Dataset records
◇ ◇ ◇

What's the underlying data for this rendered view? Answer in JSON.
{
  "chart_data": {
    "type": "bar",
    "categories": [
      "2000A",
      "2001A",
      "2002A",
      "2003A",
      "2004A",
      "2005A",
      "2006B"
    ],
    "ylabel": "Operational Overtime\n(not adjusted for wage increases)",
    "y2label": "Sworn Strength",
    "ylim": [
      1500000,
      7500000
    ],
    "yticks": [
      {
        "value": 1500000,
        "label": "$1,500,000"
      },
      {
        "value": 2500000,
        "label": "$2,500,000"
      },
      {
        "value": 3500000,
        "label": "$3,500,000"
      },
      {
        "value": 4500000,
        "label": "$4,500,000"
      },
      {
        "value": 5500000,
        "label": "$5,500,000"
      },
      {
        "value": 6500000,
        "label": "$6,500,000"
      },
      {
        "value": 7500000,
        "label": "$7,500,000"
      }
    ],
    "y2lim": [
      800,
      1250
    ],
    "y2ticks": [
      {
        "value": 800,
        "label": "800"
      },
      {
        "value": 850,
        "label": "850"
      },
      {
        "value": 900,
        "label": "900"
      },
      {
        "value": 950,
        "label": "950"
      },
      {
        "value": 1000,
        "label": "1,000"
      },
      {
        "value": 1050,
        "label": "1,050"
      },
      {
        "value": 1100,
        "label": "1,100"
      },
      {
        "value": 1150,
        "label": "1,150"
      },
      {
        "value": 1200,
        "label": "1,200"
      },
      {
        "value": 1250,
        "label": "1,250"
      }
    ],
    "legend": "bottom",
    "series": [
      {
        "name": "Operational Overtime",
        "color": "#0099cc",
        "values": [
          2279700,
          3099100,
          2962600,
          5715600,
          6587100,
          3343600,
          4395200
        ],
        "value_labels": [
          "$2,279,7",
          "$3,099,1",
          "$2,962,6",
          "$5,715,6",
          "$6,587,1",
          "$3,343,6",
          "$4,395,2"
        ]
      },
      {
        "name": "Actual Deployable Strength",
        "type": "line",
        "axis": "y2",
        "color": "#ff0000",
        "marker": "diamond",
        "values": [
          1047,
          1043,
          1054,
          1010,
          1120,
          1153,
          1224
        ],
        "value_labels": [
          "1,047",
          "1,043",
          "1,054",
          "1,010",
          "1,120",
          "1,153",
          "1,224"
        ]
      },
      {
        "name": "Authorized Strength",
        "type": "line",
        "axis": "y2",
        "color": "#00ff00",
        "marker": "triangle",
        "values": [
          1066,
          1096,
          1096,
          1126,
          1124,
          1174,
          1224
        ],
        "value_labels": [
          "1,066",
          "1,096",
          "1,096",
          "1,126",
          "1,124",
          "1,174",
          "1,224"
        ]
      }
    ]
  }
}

◇ ◇ ◇

All of the material must be reproduced exactly.

What's the underlying data for this rendered view? Answer in JSON.
{
  "chart_data": {
    "type": "bar",
    "categories": [
      "2000A",
      "2001A",
      "2002A",
      "2003A",
      "2004A",
      "2005A",
      "2006B"
    ],
    "ylabel": "Operational Overtime\n(not adjusted for wage increases)",
    "y2label": "Sworn Strength",
    "ylim": [
      1500000,
      7500000
    ],
    "yticks": [
      {
        "value": 1500000,
        "label": "$1,500,000"
      },
      {
        "value": 2500000,
        "label": "$2,500,000"
      },
      {
        "value": 3500000,
        "label": "$3,500,000"
      },
      {
        "value": 4500000,
        "label": "$4,500,000"
      },
      {
        "value": 5500000,
        "label": "$5,500,000"
      },
      {
        "value": 6500000,
        "label": "$6,500,000"
      },
      {
        "value": 7500000,
        "label": "$7,500,000"
      }
    ],
    "y2lim": [
      800,
      1250
    ],
    "y2ticks": [
      {
        "value": 800,
        "label": "800"
      },
      {
        "value": 850,
        "label": "850"
      },
      {
        "value": 900,
        "label": "900"
      },
      {
        "value": 950,
        "label": "950"
      },
      {
        "value": 1000,
        "label": "1,000"
      },
      {
        "value": 1050,
        "label": "1,050"
      },
      {
        "value": 1100,
        "label": "1,100"
      },
      {
        "value": 1150,
        "label": "1,150"
      },
      {
        "value": 1200,
        "label": "1,200"
      },
      {
        "value": 1250,
        "label": "1,250"
      }
    ],
    "legend": "bottom",
    "series": [
      {
        "name": "Operational Overtime",
        "color": "#0099cc",
        "values": [
          2279700,
          3099100,
          2962600,
          5715600,
          6587100,
          3343600,
          4395200
        ],
        "value_labels": [
          "$2,279,7",
          "$3,099,1",
          "$2,962,6",
          "$5,715,6",
          "$6,587,1",
          "$3,343,6",
          "$4,395,2"
        ]
      },
      {
        "name": "Actual Deployable Strength",
        "type": "line",
        "axis": "y2",
        "color": "#ff0000",
        "marker": "diamond",
        "values": [
          1047,
          1043,
          1054,
          1010,
          1120,
          1153,
          1224
        ],
        "value_labels": [
          "1,047",
          "1,043",
          "1,054",
          "1,010",
          "1,120",
          "1,153",
          "1,224"
        ]
      },
      {
        "name": "Authorized Strength",
        "type": "line",
        "axis": "y2",
        "color": "#00ff00",
        "marker": "triangle",
        "values": [
          1066,
          1096,
          1096,
          1126,
          1124,
          1174,
          1224
        ],
        "value_labels": [
          "1,066",
          "1,096",
          "1,096",
          "1,126",
          "1,124",
          "1,174",
          "1,224"
        ]
      }
    ]
  }
}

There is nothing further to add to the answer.